━━━━━ DATA FOR THIS EXERCISE

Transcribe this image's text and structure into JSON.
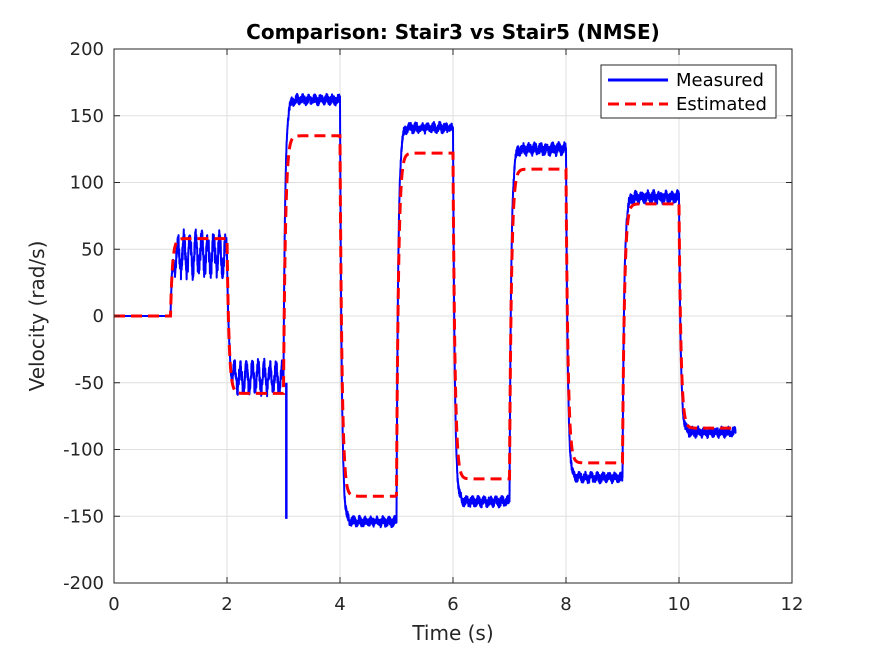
{
  "chart_data": {
    "type": "line",
    "title": "Comparison: Stair3 vs Stair5 (NMSE)",
    "xlabel": "Time (s)",
    "ylabel": "Velocity (rad/s)",
    "xlim": [
      0,
      12
    ],
    "ylim": [
      -200,
      200
    ],
    "xticks": [
      0,
      2,
      4,
      6,
      8,
      10,
      12
    ],
    "yticks": [
      -200,
      -150,
      -100,
      -50,
      0,
      50,
      100,
      150,
      200
    ],
    "xtick_labels": [
      "0",
      "2",
      "4",
      "6",
      "8",
      "10",
      "12"
    ],
    "ytick_labels": [
      "-200",
      "-150",
      "-100",
      "-50",
      "0",
      "50",
      "100",
      "150",
      "200"
    ],
    "grid": true,
    "legend_position": "top-right",
    "series": [
      {
        "name": "Measured",
        "color": "#0000ff",
        "style": "solid",
        "segments": [
          {
            "t0": 0.0,
            "t1": 1.0,
            "level": 0,
            "ripple": 0
          },
          {
            "t0": 1.0,
            "t1": 2.0,
            "level": 46,
            "ripple": 12
          },
          {
            "t0": 2.0,
            "t1": 3.0,
            "level": -46,
            "ripple": 9
          },
          {
            "t0": 3.0,
            "t1": 4.0,
            "level": 162,
            "ripple": 5
          },
          {
            "t0": 4.0,
            "t1": 5.0,
            "level": -154,
            "ripple": 5
          },
          {
            "t0": 5.0,
            "t1": 6.0,
            "level": 141,
            "ripple": 5
          },
          {
            "t0": 6.0,
            "t1": 7.0,
            "level": -139,
            "ripple": 5
          },
          {
            "t0": 7.0,
            "t1": 8.0,
            "level": 125,
            "ripple": 6
          },
          {
            "t0": 8.0,
            "t1": 9.0,
            "level": -121,
            "ripple": 5
          },
          {
            "t0": 9.0,
            "t1": 10.0,
            "level": 89,
            "ripple": 6
          },
          {
            "t0": 10.0,
            "t1": 11.0,
            "level": -87,
            "ripple": 5
          }
        ],
        "notable_points": [
          {
            "x": 3.05,
            "y": -152
          }
        ]
      },
      {
        "name": "Estimated",
        "color": "#ff0000",
        "style": "dashed",
        "segments": [
          {
            "t0": 0.0,
            "t1": 1.0,
            "level": 0
          },
          {
            "t0": 1.0,
            "t1": 2.0,
            "level": 58
          },
          {
            "t0": 2.0,
            "t1": 3.0,
            "level": -58
          },
          {
            "t0": 3.0,
            "t1": 4.0,
            "level": 135
          },
          {
            "t0": 4.0,
            "t1": 5.0,
            "level": -135
          },
          {
            "t0": 5.0,
            "t1": 6.0,
            "level": 122
          },
          {
            "t0": 6.0,
            "t1": 7.0,
            "level": -122
          },
          {
            "t0": 7.0,
            "t1": 8.0,
            "level": 110
          },
          {
            "t0": 8.0,
            "t1": 9.0,
            "level": -110
          },
          {
            "t0": 9.0,
            "t1": 10.0,
            "level": 84
          },
          {
            "t0": 10.0,
            "t1": 11.0,
            "level": -84
          }
        ]
      }
    ]
  }
}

━━━━━━━━━━

» **WHAT YOU HAVE TO DO**:
Repeat the records above exactly, leaving out any pictures they contain.

» **SOLVED EXERCISE**:
Transcribe this image's text and structure into JSON.
{
  "chart_data": {
    "type": "line",
    "title": "Comparison: Stair3 vs Stair5 (NMSE)",
    "xlabel": "Time (s)",
    "ylabel": "Velocity (rad/s)",
    "xlim": [
      0,
      12
    ],
    "ylim": [
      -200,
      200
    ],
    "xticks": [
      0,
      2,
      4,
      6,
      8,
      10,
      12
    ],
    "yticks": [
      -200,
      -150,
      -100,
      -50,
      0,
      50,
      100,
      150,
      200
    ],
    "xtick_labels": [
      "0",
      "2",
      "4",
      "6",
      "8",
      "10",
      "12"
    ],
    "ytick_labels": [
      "-200",
      "-150",
      "-100",
      "-50",
      "0",
      "50",
      "100",
      "150",
      "200"
    ],
    "grid": true,
    "legend_position": "top-right",
    "series": [
      {
        "name": "Measured",
        "color": "#0000ff",
        "style": "solid",
        "segments": [
          {
            "t0": 0.0,
            "t1": 1.0,
            "level": 0,
            "ripple": 0
          },
          {
            "t0": 1.0,
            "t1": 2.0,
            "level": 46,
            "ripple": 12
          },
          {
            "t0": 2.0,
            "t1": 3.0,
            "level": -46,
            "ripple": 9
          },
          {
            "t0": 3.0,
            "t1": 4.0,
            "level": 162,
            "ripple": 5
          },
          {
            "t0": 4.0,
            "t1": 5.0,
            "level": -154,
            "ripple": 5
          },
          {
            "t0": 5.0,
            "t1": 6.0,
            "level": 141,
            "ripple": 5
          },
          {
            "t0": 6.0,
            "t1": 7.0,
            "level": -139,
            "ripple": 5
          },
          {
            "t0": 7.0,
            "t1": 8.0,
            "level": 125,
            "ripple": 6
          },
          {
            "t0": 8.0,
            "t1": 9.0,
            "level": -121,
            "ripple": 5
          },
          {
            "t0": 9.0,
            "t1": 10.0,
            "level": 89,
            "ripple": 6
          },
          {
            "t0": 10.0,
            "t1": 11.0,
            "level": -87,
            "ripple": 5
          }
        ],
        "notable_points": [
          {
            "x": 3.05,
            "y": -152
          }
        ]
      },
      {
        "name": "Estimated",
        "color": "#ff0000",
        "style": "dashed",
        "segments": [
          {
            "t0": 0.0,
            "t1": 1.0,
            "level": 0
          },
          {
            "t0": 1.0,
            "t1": 2.0,
            "level": 58
          },
          {
            "t0": 2.0,
            "t1": 3.0,
            "level": -58
          },
          {
            "t0": 3.0,
            "t1": 4.0,
            "level": 135
          },
          {
            "t0": 4.0,
            "t1": 5.0,
            "level": -135
          },
          {
            "t0": 5.0,
            "t1": 6.0,
            "level": 122
          },
          {
            "t0": 6.0,
            "t1": 7.0,
            "level": -122
          },
          {
            "t0": 7.0,
            "t1": 8.0,
            "level": 110
          },
          {
            "t0": 8.0,
            "t1": 9.0,
            "level": -110
          },
          {
            "t0": 9.0,
            "t1": 10.0,
            "level": 84
          },
          {
            "t0": 10.0,
            "t1": 11.0,
            "level": -84
          }
        ]
      }
    ]
  }
}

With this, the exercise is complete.